Aim >>
Return the material word for word. Do not include pictures.

Extracted records >>
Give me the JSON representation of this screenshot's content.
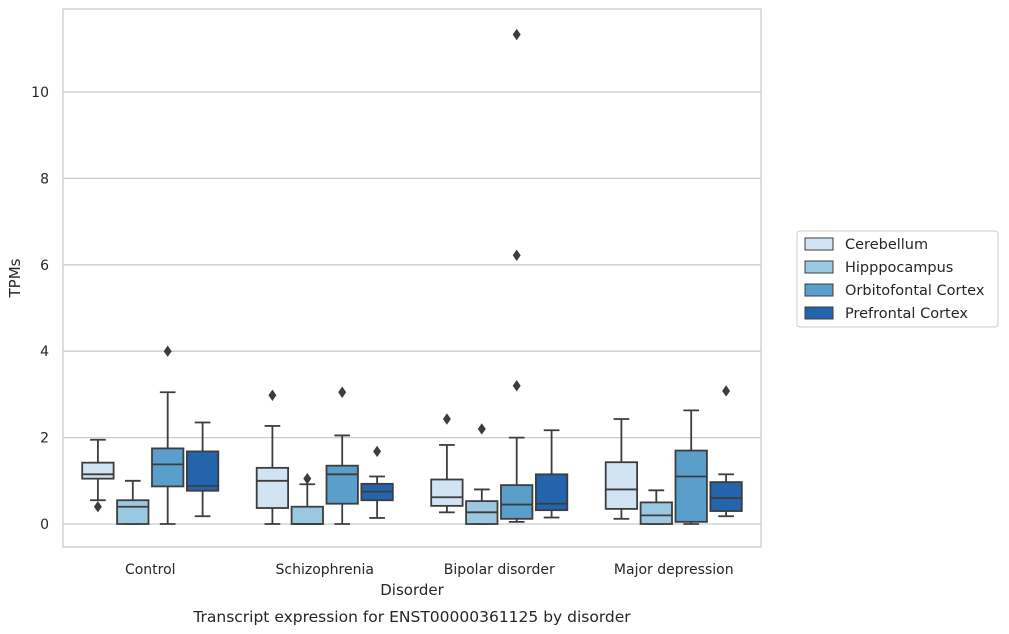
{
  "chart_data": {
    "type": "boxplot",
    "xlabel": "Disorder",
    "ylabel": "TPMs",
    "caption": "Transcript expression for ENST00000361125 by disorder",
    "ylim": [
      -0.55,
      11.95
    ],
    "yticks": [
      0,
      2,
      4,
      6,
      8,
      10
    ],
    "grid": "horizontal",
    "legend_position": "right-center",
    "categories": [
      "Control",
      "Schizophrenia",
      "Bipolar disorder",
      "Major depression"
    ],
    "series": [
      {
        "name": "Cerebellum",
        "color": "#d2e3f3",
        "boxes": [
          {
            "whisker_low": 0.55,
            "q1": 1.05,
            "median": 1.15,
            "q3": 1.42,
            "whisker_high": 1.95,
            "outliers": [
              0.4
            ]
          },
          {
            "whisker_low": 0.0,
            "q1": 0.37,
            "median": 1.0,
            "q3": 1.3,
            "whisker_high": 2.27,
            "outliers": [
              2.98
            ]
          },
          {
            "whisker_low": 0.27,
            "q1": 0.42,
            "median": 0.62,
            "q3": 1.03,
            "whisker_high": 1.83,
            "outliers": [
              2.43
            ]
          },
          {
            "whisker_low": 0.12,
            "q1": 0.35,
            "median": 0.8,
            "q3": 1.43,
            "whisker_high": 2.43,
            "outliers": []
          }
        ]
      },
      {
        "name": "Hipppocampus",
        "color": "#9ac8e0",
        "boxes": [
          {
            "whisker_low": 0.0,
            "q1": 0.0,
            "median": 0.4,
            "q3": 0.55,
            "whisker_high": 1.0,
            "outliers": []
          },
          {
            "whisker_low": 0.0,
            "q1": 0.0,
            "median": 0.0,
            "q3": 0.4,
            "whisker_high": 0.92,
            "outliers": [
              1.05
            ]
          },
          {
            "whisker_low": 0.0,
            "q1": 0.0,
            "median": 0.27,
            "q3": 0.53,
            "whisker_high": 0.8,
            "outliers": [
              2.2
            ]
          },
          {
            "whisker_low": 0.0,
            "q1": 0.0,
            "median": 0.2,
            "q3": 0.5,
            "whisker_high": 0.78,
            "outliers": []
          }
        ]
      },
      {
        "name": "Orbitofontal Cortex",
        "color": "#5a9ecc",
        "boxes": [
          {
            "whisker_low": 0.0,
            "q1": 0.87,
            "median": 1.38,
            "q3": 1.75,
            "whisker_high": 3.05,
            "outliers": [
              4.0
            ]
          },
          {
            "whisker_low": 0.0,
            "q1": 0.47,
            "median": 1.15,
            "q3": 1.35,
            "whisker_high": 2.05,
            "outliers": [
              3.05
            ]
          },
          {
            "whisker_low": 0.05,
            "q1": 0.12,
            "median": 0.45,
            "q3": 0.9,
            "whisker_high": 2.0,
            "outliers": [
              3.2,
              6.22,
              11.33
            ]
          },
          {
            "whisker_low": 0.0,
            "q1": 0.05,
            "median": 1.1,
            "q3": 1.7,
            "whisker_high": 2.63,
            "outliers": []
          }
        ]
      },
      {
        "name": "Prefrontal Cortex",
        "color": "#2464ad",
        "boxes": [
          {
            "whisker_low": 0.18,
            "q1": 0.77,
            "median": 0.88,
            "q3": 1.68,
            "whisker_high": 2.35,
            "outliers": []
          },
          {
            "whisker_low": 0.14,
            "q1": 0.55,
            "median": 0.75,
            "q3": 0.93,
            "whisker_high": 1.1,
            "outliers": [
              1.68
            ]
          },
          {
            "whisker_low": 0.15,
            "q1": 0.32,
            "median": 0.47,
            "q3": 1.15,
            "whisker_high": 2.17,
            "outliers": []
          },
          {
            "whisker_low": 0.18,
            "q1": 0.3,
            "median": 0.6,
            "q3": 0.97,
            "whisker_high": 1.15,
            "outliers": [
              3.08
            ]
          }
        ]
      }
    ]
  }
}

Written response >>
Give me the JSON representation of this screenshot's content.
{
  "chart_data": {
    "type": "boxplot",
    "xlabel": "Disorder",
    "ylabel": "TPMs",
    "caption": "Transcript expression for ENST00000361125 by disorder",
    "ylim": [
      -0.55,
      11.95
    ],
    "yticks": [
      0,
      2,
      4,
      6,
      8,
      10
    ],
    "grid": "horizontal",
    "legend_position": "right-center",
    "categories": [
      "Control",
      "Schizophrenia",
      "Bipolar disorder",
      "Major depression"
    ],
    "series": [
      {
        "name": "Cerebellum",
        "color": "#d2e3f3",
        "boxes": [
          {
            "whisker_low": 0.55,
            "q1": 1.05,
            "median": 1.15,
            "q3": 1.42,
            "whisker_high": 1.95,
            "outliers": [
              0.4
            ]
          },
          {
            "whisker_low": 0.0,
            "q1": 0.37,
            "median": 1.0,
            "q3": 1.3,
            "whisker_high": 2.27,
            "outliers": [
              2.98
            ]
          },
          {
            "whisker_low": 0.27,
            "q1": 0.42,
            "median": 0.62,
            "q3": 1.03,
            "whisker_high": 1.83,
            "outliers": [
              2.43
            ]
          },
          {
            "whisker_low": 0.12,
            "q1": 0.35,
            "median": 0.8,
            "q3": 1.43,
            "whisker_high": 2.43,
            "outliers": []
          }
        ]
      },
      {
        "name": "Hipppocampus",
        "color": "#9ac8e0",
        "boxes": [
          {
            "whisker_low": 0.0,
            "q1": 0.0,
            "median": 0.4,
            "q3": 0.55,
            "whisker_high": 1.0,
            "outliers": []
          },
          {
            "whisker_low": 0.0,
            "q1": 0.0,
            "median": 0.0,
            "q3": 0.4,
            "whisker_high": 0.92,
            "outliers": [
              1.05
            ]
          },
          {
            "whisker_low": 0.0,
            "q1": 0.0,
            "median": 0.27,
            "q3": 0.53,
            "whisker_high": 0.8,
            "outliers": [
              2.2
            ]
          },
          {
            "whisker_low": 0.0,
            "q1": 0.0,
            "median": 0.2,
            "q3": 0.5,
            "whisker_high": 0.78,
            "outliers": []
          }
        ]
      },
      {
        "name": "Orbitofontal Cortex",
        "color": "#5a9ecc",
        "boxes": [
          {
            "whisker_low": 0.0,
            "q1": 0.87,
            "median": 1.38,
            "q3": 1.75,
            "whisker_high": 3.05,
            "outliers": [
              4.0
            ]
          },
          {
            "whisker_low": 0.0,
            "q1": 0.47,
            "median": 1.15,
            "q3": 1.35,
            "whisker_high": 2.05,
            "outliers": [
              3.05
            ]
          },
          {
            "whisker_low": 0.05,
            "q1": 0.12,
            "median": 0.45,
            "q3": 0.9,
            "whisker_high": 2.0,
            "outliers": [
              3.2,
              6.22,
              11.33
            ]
          },
          {
            "whisker_low": 0.0,
            "q1": 0.05,
            "median": 1.1,
            "q3": 1.7,
            "whisker_high": 2.63,
            "outliers": []
          }
        ]
      },
      {
        "name": "Prefrontal Cortex",
        "color": "#2464ad",
        "boxes": [
          {
            "whisker_low": 0.18,
            "q1": 0.77,
            "median": 0.88,
            "q3": 1.68,
            "whisker_high": 2.35,
            "outliers": []
          },
          {
            "whisker_low": 0.14,
            "q1": 0.55,
            "median": 0.75,
            "q3": 0.93,
            "whisker_high": 1.1,
            "outliers": [
              1.68
            ]
          },
          {
            "whisker_low": 0.15,
            "q1": 0.32,
            "median": 0.47,
            "q3": 1.15,
            "whisker_high": 2.17,
            "outliers": []
          },
          {
            "whisker_low": 0.18,
            "q1": 0.3,
            "median": 0.6,
            "q3": 0.97,
            "whisker_high": 1.15,
            "outliers": [
              3.08
            ]
          }
        ]
      }
    ]
  }
}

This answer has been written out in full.